**Activity A:** Transcribe the government bureaucracy passage, everything from "Have you noticed" down to "of Defense contracts.".
**Activity B:** Pick up the passage on government bureaucracy after its final sentence and extend it.

**Extract:**

BEGIN

Have you noticed that it is often easier to buy auto insurance than to get a license for a new car? That the time absorbed in buying four bags of groceries is often less than the time waiting in line at the Post Office to buy a roll of stamps? Rewards for efficiency are rare in government bureaucracies. Lack of incentive may cause relative inefficiency because (a) the public may be served at the convenience of government employees rather than vice versa and (b) government tends to pay relatively high prices for much of what it buys.  For example, you may have read about outrageous cost overruns in Department of Defense contracts.

END

Page segmentation data
BEGIN

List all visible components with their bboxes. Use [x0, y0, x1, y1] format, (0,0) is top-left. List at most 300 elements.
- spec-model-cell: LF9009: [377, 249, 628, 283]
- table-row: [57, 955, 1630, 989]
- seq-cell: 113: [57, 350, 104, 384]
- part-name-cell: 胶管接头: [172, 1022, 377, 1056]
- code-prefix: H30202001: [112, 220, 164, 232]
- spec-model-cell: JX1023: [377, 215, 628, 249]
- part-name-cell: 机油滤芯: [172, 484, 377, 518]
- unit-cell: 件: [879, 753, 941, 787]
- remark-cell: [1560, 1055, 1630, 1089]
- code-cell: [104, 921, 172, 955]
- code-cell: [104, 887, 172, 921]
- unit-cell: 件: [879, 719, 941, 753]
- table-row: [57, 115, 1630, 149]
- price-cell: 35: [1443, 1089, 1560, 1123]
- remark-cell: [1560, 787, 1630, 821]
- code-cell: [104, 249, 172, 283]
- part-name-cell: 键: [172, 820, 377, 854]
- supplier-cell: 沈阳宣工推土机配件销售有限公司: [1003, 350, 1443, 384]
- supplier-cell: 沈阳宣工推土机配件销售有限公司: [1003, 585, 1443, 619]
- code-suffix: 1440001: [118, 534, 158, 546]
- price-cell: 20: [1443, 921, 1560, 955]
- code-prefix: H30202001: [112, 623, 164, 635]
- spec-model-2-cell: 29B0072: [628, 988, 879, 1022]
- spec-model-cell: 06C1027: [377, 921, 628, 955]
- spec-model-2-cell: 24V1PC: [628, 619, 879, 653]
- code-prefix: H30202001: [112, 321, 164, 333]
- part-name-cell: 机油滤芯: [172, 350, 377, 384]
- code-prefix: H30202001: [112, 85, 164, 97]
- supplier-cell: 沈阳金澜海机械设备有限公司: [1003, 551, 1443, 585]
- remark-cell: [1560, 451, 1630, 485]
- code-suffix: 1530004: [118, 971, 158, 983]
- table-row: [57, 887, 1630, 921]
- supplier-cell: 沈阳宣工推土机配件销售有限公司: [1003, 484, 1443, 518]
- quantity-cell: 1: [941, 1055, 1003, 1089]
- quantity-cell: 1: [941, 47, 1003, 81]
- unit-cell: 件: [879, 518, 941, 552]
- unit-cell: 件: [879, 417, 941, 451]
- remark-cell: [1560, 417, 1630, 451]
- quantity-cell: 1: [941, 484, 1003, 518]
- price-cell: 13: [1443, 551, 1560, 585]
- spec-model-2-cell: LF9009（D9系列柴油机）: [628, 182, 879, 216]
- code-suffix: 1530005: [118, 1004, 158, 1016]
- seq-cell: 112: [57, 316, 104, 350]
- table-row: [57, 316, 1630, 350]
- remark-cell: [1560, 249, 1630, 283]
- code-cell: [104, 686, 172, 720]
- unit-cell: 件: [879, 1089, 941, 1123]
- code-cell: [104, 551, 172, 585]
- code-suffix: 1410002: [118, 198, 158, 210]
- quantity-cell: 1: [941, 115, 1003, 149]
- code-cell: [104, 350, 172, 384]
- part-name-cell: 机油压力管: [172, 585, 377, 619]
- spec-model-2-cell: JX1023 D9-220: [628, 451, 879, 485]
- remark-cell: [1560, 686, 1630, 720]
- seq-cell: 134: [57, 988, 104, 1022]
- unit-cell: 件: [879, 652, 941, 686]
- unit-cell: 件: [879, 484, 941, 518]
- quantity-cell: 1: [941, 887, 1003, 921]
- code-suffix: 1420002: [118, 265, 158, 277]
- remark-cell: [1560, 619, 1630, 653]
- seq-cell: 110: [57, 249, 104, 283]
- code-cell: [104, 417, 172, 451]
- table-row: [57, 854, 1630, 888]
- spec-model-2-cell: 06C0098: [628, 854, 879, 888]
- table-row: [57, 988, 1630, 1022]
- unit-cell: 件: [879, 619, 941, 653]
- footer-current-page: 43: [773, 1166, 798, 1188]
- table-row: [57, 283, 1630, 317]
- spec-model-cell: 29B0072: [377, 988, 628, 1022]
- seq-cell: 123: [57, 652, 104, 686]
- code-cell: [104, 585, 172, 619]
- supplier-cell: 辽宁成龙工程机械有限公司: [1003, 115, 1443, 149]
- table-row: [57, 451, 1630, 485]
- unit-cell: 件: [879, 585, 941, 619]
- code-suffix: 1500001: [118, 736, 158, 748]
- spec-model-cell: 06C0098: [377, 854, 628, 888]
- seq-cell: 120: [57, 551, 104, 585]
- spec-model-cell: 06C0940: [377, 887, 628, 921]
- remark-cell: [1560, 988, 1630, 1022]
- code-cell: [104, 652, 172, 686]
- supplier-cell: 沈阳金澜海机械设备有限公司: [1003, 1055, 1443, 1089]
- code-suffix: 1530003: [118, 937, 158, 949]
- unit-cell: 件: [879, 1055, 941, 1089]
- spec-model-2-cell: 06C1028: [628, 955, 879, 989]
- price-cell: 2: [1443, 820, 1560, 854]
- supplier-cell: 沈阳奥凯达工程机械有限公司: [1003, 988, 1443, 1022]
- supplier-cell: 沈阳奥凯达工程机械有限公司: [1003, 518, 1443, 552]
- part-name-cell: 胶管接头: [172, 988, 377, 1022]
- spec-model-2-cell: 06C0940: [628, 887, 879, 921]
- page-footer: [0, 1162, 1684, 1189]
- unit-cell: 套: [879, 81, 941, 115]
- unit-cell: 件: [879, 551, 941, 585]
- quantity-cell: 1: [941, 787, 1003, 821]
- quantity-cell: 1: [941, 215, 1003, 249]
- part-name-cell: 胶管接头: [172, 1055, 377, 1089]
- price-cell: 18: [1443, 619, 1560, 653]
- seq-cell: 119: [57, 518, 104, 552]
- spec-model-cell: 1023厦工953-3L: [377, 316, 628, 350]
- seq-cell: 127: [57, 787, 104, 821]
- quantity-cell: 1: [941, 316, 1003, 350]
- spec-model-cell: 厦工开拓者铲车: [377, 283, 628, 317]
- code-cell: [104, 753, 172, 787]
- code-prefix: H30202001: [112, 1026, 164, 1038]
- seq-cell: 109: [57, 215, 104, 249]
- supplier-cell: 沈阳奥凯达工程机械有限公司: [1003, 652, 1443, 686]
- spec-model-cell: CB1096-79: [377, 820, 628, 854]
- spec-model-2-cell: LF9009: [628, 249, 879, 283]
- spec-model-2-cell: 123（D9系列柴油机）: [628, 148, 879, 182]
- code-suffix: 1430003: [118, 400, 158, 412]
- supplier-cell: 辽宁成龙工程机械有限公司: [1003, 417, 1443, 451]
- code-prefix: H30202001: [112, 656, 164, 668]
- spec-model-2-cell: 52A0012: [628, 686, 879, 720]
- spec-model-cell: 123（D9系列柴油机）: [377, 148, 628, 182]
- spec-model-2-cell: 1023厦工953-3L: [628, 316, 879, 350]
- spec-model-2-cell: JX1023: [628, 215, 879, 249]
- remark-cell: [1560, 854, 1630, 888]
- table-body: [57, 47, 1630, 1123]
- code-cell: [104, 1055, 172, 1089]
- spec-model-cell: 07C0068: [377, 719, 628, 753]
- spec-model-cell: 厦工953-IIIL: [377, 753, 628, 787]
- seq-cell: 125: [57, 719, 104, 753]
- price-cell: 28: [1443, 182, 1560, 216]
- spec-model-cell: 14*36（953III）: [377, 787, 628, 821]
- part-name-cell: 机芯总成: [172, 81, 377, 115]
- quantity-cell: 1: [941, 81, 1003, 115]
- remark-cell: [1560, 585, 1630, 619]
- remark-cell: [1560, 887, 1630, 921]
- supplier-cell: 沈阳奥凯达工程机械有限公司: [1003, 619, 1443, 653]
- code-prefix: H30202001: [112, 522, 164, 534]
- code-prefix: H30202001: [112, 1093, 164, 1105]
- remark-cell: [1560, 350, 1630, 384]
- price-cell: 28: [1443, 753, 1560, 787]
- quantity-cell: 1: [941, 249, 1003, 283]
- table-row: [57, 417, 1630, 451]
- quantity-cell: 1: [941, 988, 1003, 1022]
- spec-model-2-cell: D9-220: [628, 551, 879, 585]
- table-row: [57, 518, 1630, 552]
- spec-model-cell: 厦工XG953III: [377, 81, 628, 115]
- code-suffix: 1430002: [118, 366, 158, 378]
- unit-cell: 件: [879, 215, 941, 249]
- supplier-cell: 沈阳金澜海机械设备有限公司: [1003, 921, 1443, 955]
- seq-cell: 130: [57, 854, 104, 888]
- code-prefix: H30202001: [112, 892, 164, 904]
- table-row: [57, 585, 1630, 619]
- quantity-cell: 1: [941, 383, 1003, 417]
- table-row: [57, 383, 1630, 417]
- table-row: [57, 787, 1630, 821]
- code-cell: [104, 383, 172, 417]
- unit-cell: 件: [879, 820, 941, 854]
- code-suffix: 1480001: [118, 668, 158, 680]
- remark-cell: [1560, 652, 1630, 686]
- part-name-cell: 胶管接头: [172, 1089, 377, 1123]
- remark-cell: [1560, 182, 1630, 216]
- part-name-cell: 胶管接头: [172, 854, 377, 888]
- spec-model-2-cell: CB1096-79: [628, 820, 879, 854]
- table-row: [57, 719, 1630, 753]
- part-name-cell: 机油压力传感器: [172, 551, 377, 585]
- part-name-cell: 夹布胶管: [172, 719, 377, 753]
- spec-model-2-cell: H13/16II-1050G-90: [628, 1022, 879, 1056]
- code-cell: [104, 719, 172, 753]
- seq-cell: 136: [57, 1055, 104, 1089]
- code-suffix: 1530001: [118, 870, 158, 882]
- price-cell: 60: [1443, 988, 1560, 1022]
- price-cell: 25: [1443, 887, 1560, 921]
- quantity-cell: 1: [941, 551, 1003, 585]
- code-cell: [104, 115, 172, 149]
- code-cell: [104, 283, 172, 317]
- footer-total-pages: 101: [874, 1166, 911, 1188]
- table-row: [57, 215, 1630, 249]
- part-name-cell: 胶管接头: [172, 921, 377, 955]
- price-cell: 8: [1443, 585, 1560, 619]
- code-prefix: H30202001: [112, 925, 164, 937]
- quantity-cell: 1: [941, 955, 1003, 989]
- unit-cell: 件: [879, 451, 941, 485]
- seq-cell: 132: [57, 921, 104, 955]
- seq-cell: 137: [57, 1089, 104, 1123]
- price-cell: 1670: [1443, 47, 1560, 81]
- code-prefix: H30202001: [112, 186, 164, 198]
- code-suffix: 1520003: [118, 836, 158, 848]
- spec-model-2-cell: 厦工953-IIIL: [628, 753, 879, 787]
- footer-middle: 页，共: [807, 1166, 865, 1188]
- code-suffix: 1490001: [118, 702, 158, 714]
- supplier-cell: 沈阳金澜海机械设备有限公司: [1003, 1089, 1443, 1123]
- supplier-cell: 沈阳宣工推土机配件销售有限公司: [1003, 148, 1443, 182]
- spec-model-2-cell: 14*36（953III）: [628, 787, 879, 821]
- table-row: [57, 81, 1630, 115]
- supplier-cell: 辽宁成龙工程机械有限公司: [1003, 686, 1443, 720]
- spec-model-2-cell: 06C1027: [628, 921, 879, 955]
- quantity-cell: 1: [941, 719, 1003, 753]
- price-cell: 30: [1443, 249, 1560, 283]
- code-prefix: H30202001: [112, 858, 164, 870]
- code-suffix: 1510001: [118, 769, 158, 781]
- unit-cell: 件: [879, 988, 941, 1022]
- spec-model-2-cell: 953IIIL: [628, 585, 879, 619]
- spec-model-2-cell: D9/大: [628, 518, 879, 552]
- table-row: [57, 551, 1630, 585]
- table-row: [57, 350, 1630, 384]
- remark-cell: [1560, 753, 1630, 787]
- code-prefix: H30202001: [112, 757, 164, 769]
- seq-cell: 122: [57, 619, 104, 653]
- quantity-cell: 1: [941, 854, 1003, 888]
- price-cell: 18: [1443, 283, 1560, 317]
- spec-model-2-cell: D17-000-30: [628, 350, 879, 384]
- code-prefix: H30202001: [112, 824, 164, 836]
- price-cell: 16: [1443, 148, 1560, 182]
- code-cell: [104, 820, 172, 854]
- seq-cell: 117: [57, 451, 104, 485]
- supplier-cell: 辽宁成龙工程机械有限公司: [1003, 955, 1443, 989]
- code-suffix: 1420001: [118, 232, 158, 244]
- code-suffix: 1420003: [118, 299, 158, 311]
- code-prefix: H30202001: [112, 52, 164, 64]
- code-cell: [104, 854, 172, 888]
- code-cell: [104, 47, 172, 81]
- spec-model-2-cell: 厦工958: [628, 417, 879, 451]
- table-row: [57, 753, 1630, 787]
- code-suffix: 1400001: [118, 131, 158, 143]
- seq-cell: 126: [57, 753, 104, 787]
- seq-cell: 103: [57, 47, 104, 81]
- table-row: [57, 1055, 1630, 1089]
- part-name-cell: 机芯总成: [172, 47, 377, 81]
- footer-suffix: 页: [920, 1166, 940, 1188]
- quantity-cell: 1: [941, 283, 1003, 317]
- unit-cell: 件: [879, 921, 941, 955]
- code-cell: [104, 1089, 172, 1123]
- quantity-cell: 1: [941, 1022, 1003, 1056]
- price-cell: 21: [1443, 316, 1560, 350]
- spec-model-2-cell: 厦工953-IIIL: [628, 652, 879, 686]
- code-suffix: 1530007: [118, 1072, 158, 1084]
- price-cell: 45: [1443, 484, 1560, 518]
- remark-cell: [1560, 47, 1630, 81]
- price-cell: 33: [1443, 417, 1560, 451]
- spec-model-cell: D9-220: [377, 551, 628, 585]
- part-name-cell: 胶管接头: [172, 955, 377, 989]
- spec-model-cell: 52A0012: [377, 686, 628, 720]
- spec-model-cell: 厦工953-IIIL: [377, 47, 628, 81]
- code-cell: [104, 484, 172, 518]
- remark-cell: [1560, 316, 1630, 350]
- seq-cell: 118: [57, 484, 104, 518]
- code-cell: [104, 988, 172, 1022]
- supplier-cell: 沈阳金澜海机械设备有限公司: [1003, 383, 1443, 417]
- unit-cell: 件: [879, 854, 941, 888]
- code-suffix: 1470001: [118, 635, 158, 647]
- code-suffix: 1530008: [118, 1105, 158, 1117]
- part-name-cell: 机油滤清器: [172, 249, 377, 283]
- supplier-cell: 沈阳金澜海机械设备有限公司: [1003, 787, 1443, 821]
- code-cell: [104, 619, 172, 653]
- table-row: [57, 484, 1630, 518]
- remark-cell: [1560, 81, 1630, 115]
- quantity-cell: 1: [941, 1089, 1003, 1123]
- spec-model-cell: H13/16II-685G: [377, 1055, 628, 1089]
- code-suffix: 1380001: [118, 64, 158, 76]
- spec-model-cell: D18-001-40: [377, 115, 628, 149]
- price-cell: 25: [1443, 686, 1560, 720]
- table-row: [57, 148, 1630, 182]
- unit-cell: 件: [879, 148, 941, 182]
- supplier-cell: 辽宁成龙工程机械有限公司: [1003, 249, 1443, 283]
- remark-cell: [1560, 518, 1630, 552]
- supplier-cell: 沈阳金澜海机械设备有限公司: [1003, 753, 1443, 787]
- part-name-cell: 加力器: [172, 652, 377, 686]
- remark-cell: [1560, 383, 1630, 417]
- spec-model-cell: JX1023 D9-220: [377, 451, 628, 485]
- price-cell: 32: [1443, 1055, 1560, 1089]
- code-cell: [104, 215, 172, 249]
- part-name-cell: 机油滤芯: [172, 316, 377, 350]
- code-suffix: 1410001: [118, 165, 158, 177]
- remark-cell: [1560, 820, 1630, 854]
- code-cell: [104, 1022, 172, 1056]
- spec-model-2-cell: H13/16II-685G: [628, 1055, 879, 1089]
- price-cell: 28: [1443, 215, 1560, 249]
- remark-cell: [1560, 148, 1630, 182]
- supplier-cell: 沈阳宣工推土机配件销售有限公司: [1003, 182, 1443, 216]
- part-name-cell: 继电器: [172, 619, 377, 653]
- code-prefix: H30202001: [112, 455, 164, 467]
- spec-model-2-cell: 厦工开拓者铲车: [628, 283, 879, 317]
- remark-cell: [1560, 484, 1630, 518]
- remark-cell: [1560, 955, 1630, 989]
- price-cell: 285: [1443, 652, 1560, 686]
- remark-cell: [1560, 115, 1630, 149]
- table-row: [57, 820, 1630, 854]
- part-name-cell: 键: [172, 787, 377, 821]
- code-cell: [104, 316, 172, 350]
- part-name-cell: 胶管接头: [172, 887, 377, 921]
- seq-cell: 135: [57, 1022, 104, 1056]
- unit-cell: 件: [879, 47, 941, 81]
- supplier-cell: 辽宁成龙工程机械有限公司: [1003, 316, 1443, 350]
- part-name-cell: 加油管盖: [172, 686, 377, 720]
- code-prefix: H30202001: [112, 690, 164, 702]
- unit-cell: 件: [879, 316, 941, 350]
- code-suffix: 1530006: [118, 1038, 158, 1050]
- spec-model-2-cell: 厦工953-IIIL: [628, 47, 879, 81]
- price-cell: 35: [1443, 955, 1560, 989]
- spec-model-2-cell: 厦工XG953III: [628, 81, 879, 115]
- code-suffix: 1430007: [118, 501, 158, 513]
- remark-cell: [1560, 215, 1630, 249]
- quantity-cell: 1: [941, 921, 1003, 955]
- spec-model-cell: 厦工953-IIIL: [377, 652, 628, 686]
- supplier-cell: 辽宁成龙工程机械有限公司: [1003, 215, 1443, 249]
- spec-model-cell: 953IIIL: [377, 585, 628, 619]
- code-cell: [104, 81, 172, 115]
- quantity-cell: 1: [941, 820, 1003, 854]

END

**Task output A:**
Have you noticed that it is often easier to buy auto insurance than to get a license for a new car? That the time absorbed in buying four bags of groceries is often less than the time waiting in line at the Post Office to buy a roll of stamps? Rewards for efficiency are rare in government bureaucracies. Lack of incentive may cause relative inefficiency because (a) the public may be served at the convenience of government employees rather than vice versa and (b) government tends to pay relatively high prices for much of what it buys.  For example, you may have read about outrageous cost overruns in Department of Defense contracts.

**Task output B:**
Figure 3  Private Provision vs. Government Provision

Econ2003-18-03

Empire Building

It is a commonplace observation that work expands so as to fill the time available for its completion. Politicians and taxpayers have assumed with occasional phases of doubt that a rising total in the number of civil servants must reflect a growing volume of work to be done. Cynics, in questioning this belief, have imagined that the multiplication of officials must have left some of them idle or all of them able to work for shorter hours. But this is a matter in which faith and doubt seem equally misplaced. The fact is that the number of the officials and the quantity of the work to be done are not related to each other at all.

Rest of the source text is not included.